Required work.
Render the material again word for word, skipping the pictures in it.

Dataset entries.
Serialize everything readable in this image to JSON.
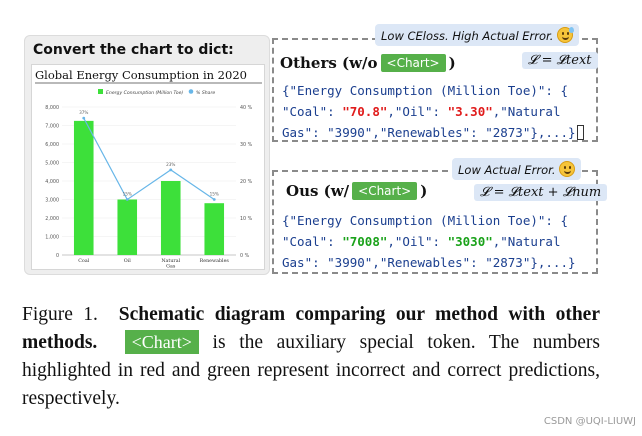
{
  "left_panel": {
    "title": "Convert the chart to dict:"
  },
  "chart_data": {
    "type": "bar",
    "title": "Global Energy Consumption in 2020",
    "categories": [
      "Coal",
      "Oil",
      "Natural Gas",
      "Renewables"
    ],
    "series": [
      {
        "name": "Energy Consumption (Million Toe)",
        "values": [
          7250,
          3000,
          4000,
          2800
        ],
        "axis": "left",
        "color": "#3de03a"
      },
      {
        "name": "% Share",
        "values": [
          37,
          15,
          23,
          15
        ],
        "axis": "right",
        "type": "line",
        "color": "#67b6e8"
      }
    ],
    "bar_labels": [
      "37%",
      "15%",
      "23%",
      "15%"
    ],
    "left_ticks": [
      "0",
      "1,000",
      "2,000",
      "3,000",
      "4,000",
      "5,000",
      "6,000",
      "7,000",
      "8,000"
    ],
    "right_ticks": [
      "0 %",
      "10 %",
      "20 %",
      "30 %",
      "40 %"
    ],
    "ylim": [
      0,
      8000
    ],
    "y2lim": [
      0,
      40
    ],
    "legend_position": "top"
  },
  "others": {
    "label_prefix": "Others (w/o",
    "token": "<Chart>",
    "label_suffix": ")",
    "note": "Low CEloss. High Actual Error.",
    "formula": "𝓛 = 𝓛text",
    "code": {
      "open": "{\"Energy Consumption (Million Toe)\": {",
      "coal_key": "\"Coal\": ",
      "coal_val": "\"70.8\"",
      "oil_key": ",\"Oil\": ",
      "oil_val": "\"3.30\"",
      "gas_key": ",\"Natural",
      "line3": "Gas\": \"3990\",\"Renewables\": \"2873\"},...}"
    }
  },
  "ours": {
    "label_prefix": "Ous (w/",
    "token": "<Chart>",
    "label_suffix": ")",
    "note": "Low Actual Error.",
    "formula": "𝓛 = 𝓛text + 𝓛num",
    "code": {
      "open": "{\"Energy Consumption (Million Toe)\": {",
      "coal_key": "\"Coal\": ",
      "coal_val": "\"7008\"",
      "oil_key": ",\"Oil\": ",
      "oil_val": "\"3030\"",
      "gas_key": ",\"Natural",
      "line3": "Gas\": \"3990\",\"Renewables\": \"2873\"},...}"
    }
  },
  "caption": {
    "fig": "Figure 1.",
    "bold": "Schematic diagram comparing our method with other methods.",
    "token": "<Chart>",
    "rest": " is the auxiliary special token. The numbers highlighted in red and green represent incorrect and correct predictions, respectively."
  },
  "watermark": "CSDN @UQI-LIUWJ"
}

Response.
Serialize everything readable in this image to JSON.
{
  "left_panel": {
    "title": "Convert the chart to dict:"
  },
  "chart_data": {
    "type": "bar",
    "title": "Global Energy Consumption in 2020",
    "categories": [
      "Coal",
      "Oil",
      "Natural Gas",
      "Renewables"
    ],
    "series": [
      {
        "name": "Energy Consumption (Million Toe)",
        "values": [
          7250,
          3000,
          4000,
          2800
        ],
        "axis": "left",
        "color": "#3de03a"
      },
      {
        "name": "% Share",
        "values": [
          37,
          15,
          23,
          15
        ],
        "axis": "right",
        "type": "line",
        "color": "#67b6e8"
      }
    ],
    "bar_labels": [
      "37%",
      "15%",
      "23%",
      "15%"
    ],
    "left_ticks": [
      "0",
      "1,000",
      "2,000",
      "3,000",
      "4,000",
      "5,000",
      "6,000",
      "7,000",
      "8,000"
    ],
    "right_ticks": [
      "0 %",
      "10 %",
      "20 %",
      "30 %",
      "40 %"
    ],
    "ylim": [
      0,
      8000
    ],
    "y2lim": [
      0,
      40
    ],
    "legend_position": "top"
  },
  "others": {
    "label_prefix": "Others (w/o",
    "token": "<Chart>",
    "label_suffix": ")",
    "note": "Low CEloss. High Actual Error.",
    "formula": "𝓛 = 𝓛text",
    "code": {
      "open": "{\"Energy Consumption (Million Toe)\": {",
      "coal_key": "\"Coal\": ",
      "coal_val": "\"70.8\"",
      "oil_key": ",\"Oil\": ",
      "oil_val": "\"3.30\"",
      "gas_key": ",\"Natural",
      "line3": "Gas\": \"3990\",\"Renewables\": \"2873\"},...}"
    }
  },
  "ours": {
    "label_prefix": "Ous (w/",
    "token": "<Chart>",
    "label_suffix": ")",
    "note": "Low Actual Error.",
    "formula": "𝓛 = 𝓛text + 𝓛num",
    "code": {
      "open": "{\"Energy Consumption (Million Toe)\": {",
      "coal_key": "\"Coal\": ",
      "coal_val": "\"7008\"",
      "oil_key": ",\"Oil\": ",
      "oil_val": "\"3030\"",
      "gas_key": ",\"Natural",
      "line3": "Gas\": \"3990\",\"Renewables\": \"2873\"},...}"
    }
  },
  "caption": {
    "fig": "Figure 1.",
    "bold": "Schematic diagram comparing our method with other methods.",
    "token": "<Chart>",
    "rest": " is the auxiliary special token. The numbers highlighted in red and green represent incorrect and correct predictions, respectively."
  },
  "watermark": "CSDN @UQI-LIUWJ"
}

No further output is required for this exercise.